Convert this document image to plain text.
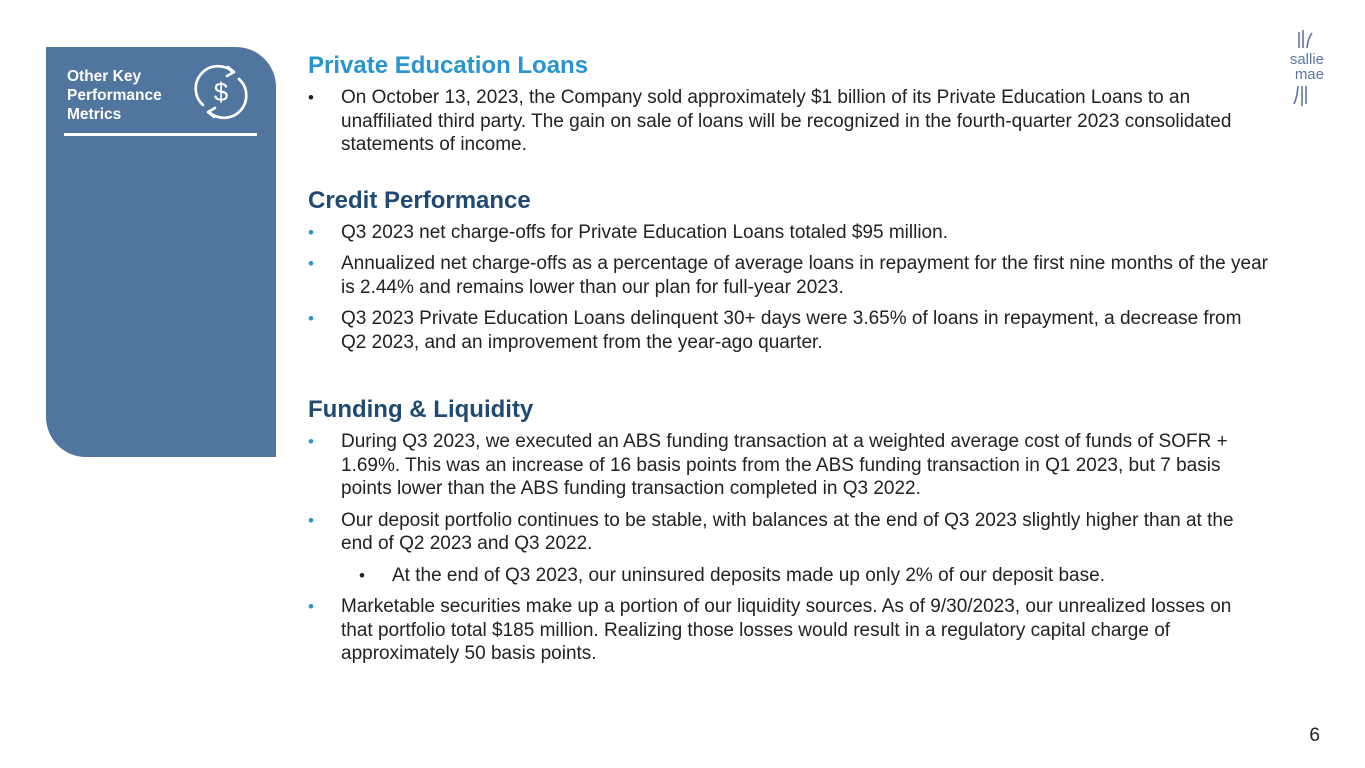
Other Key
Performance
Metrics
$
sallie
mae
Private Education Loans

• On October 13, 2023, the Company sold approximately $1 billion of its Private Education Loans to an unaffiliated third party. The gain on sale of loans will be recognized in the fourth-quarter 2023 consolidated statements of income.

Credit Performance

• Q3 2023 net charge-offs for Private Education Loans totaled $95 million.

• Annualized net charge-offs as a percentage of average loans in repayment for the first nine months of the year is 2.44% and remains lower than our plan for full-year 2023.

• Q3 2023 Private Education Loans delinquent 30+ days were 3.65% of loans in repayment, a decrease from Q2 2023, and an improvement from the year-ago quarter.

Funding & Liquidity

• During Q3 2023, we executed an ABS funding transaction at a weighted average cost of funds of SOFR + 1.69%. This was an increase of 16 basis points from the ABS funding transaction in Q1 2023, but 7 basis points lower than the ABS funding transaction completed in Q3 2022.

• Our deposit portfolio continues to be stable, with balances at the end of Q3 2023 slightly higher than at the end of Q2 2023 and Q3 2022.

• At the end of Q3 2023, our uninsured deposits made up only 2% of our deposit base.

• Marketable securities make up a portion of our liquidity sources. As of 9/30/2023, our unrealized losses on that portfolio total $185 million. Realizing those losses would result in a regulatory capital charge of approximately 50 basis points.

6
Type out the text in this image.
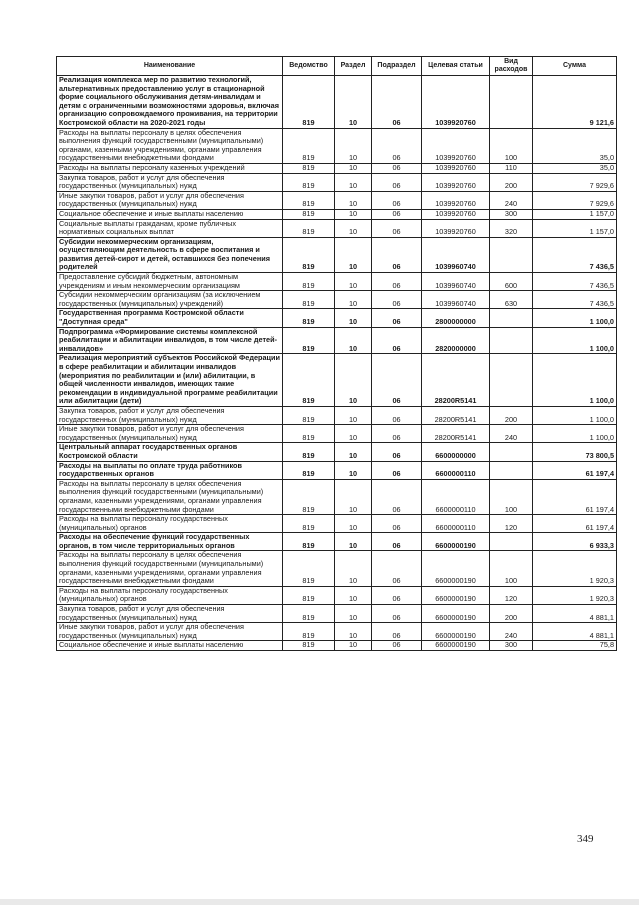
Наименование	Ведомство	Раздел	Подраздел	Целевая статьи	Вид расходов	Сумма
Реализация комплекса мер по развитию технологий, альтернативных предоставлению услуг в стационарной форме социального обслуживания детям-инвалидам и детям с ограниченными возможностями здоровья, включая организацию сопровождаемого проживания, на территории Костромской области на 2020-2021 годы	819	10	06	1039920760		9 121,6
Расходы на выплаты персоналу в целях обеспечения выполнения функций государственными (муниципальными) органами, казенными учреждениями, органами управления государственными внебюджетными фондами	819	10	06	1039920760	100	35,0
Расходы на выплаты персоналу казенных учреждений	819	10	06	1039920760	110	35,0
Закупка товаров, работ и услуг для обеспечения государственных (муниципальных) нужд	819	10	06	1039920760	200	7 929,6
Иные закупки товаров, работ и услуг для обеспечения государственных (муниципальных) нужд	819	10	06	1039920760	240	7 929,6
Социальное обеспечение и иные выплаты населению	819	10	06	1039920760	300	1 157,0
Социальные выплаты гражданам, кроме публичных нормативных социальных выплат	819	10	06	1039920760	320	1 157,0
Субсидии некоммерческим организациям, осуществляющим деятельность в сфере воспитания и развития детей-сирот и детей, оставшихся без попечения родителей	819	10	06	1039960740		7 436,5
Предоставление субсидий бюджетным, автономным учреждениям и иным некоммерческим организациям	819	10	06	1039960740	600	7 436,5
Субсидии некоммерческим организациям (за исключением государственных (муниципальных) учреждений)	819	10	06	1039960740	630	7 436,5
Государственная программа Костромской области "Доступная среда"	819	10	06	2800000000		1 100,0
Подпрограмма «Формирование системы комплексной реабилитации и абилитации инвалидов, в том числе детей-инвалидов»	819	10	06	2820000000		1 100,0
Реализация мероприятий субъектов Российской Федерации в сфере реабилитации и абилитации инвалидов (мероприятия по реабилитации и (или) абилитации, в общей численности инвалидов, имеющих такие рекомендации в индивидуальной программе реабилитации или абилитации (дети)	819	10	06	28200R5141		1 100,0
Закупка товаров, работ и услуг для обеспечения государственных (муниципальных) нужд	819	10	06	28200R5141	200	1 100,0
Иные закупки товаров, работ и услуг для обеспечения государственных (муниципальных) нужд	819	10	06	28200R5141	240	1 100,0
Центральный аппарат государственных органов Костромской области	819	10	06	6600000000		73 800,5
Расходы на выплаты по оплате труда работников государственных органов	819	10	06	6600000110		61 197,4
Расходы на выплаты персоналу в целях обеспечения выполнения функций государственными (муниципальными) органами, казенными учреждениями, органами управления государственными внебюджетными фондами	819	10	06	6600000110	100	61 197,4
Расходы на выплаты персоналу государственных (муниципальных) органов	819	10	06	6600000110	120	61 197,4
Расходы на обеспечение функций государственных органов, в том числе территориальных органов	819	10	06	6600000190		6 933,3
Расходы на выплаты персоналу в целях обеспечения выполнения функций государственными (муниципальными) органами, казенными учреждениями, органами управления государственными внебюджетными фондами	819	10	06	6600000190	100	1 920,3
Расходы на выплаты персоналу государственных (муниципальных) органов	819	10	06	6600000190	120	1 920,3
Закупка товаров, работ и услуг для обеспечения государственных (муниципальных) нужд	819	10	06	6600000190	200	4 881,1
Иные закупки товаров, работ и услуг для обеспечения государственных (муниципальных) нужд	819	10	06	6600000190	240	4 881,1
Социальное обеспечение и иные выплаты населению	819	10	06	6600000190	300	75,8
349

◇ ◇ ◇ ◇ ◇

● PROBLEM STATEMENT: Show every line of the listing in which the string "фондами" can be found.

● FINAL ANSWER:
Расходы на выплаты персоналу в целях обеспечения выполнения функций государственными (муниципальными) органами, казенными учреждениями, органами управления государственными внебюджетными фондами	819	10	06	1039920760	100	35,0
Расходы на выплаты персоналу в целях обеспечения выполнения функций государственными (муниципальными) органами, казенными учреждениями, органами управления государственными внебюджетными фондами	819	10	06	6600000110	100	61 197,4
Расходы на выплаты персоналу в целях обеспечения выполнения функций государственными (муниципальными) органами, казенными учреждениями, органами управления государственными внебюджетными фондами	819	10	06	6600000190	100	1 920,3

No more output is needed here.